What you have to do = Repeat, line for line, the entries printed below.

Extracted information =

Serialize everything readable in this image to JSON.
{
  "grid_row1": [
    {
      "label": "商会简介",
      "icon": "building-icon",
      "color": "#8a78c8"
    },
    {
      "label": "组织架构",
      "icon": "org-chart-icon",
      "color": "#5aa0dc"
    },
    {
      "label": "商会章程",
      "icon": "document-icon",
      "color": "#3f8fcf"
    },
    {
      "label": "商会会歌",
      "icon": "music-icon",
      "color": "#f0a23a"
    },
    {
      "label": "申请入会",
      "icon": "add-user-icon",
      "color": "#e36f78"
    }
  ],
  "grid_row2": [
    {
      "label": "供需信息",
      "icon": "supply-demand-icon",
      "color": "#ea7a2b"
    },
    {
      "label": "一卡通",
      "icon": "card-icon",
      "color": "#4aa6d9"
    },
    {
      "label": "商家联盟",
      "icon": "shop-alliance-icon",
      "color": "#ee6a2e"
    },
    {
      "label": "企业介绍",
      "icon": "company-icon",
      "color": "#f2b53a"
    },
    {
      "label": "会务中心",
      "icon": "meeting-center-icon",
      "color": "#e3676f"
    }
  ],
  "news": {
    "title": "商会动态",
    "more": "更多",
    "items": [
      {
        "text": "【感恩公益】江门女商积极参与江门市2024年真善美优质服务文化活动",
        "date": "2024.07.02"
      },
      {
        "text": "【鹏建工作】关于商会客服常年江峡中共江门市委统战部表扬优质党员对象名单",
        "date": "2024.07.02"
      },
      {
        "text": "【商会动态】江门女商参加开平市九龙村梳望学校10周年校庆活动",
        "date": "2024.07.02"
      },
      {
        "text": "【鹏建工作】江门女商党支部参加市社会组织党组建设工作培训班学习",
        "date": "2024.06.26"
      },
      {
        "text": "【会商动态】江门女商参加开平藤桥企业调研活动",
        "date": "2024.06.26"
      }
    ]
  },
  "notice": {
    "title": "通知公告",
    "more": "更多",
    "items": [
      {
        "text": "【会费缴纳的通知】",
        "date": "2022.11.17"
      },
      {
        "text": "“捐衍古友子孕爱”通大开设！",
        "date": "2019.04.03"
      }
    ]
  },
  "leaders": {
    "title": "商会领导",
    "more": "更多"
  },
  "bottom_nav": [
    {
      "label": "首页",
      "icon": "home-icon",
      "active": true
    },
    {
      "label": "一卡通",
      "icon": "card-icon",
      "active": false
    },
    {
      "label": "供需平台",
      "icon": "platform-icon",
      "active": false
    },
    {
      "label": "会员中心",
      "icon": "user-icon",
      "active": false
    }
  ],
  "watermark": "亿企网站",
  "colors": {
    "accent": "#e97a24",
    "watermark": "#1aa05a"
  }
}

Solution to the problem =
Serialize everything readable in this image to JSON.
{
  "grid_row1": [
    {
      "label": "商会简介",
      "icon": "building-icon",
      "color": "#8a78c8"
    },
    {
      "label": "组织架构",
      "icon": "org-chart-icon",
      "color": "#5aa0dc"
    },
    {
      "label": "商会章程",
      "icon": "document-icon",
      "color": "#3f8fcf"
    },
    {
      "label": "商会会歌",
      "icon": "music-icon",
      "color": "#f0a23a"
    },
    {
      "label": "申请入会",
      "icon": "add-user-icon",
      "color": "#e36f78"
    }
  ],
  "grid_row2": [
    {
      "label": "供需信息",
      "icon": "supply-demand-icon",
      "color": "#ea7a2b"
    },
    {
      "label": "一卡通",
      "icon": "card-icon",
      "color": "#4aa6d9"
    },
    {
      "label": "商家联盟",
      "icon": "shop-alliance-icon",
      "color": "#ee6a2e"
    },
    {
      "label": "企业介绍",
      "icon": "company-icon",
      "color": "#f2b53a"
    },
    {
      "label": "会务中心",
      "icon": "meeting-center-icon",
      "color": "#e3676f"
    }
  ],
  "news": {
    "title": "商会动态",
    "more": "更多",
    "items": [
      {
        "text": "【感恩公益】江门女商积极参与江门市2024年真善美优质服务文化活动",
        "date": "2024.07.02"
      },
      {
        "text": "【鹏建工作】关于商会客服常年江峡中共江门市委统战部表扬优质党员对象名单",
        "date": "2024.07.02"
      },
      {
        "text": "【商会动态】江门女商参加开平市九龙村梳望学校10周年校庆活动",
        "date": "2024.07.02"
      },
      {
        "text": "【鹏建工作】江门女商党支部参加市社会组织党组建设工作培训班学习",
        "date": "2024.06.26"
      },
      {
        "text": "【会商动态】江门女商参加开平藤桥企业调研活动",
        "date": "2024.06.26"
      }
    ]
  },
  "notice": {
    "title": "通知公告",
    "more": "更多",
    "items": [
      {
        "text": "【会费缴纳的通知】",
        "date": "2022.11.17"
      },
      {
        "text": "“捐衍古友子孕爱”通大开设！",
        "date": "2019.04.03"
      }
    ]
  },
  "leaders": {
    "title": "商会领导",
    "more": "更多"
  },
  "bottom_nav": [
    {
      "label": "首页",
      "icon": "home-icon",
      "active": true
    },
    {
      "label": "一卡通",
      "icon": "card-icon",
      "active": false
    },
    {
      "label": "供需平台",
      "icon": "platform-icon",
      "active": false
    },
    {
      "label": "会员中心",
      "icon": "user-icon",
      "active": false
    }
  ],
  "watermark": "亿企网站",
  "colors": {
    "accent": "#e97a24",
    "watermark": "#1aa05a"
  }
}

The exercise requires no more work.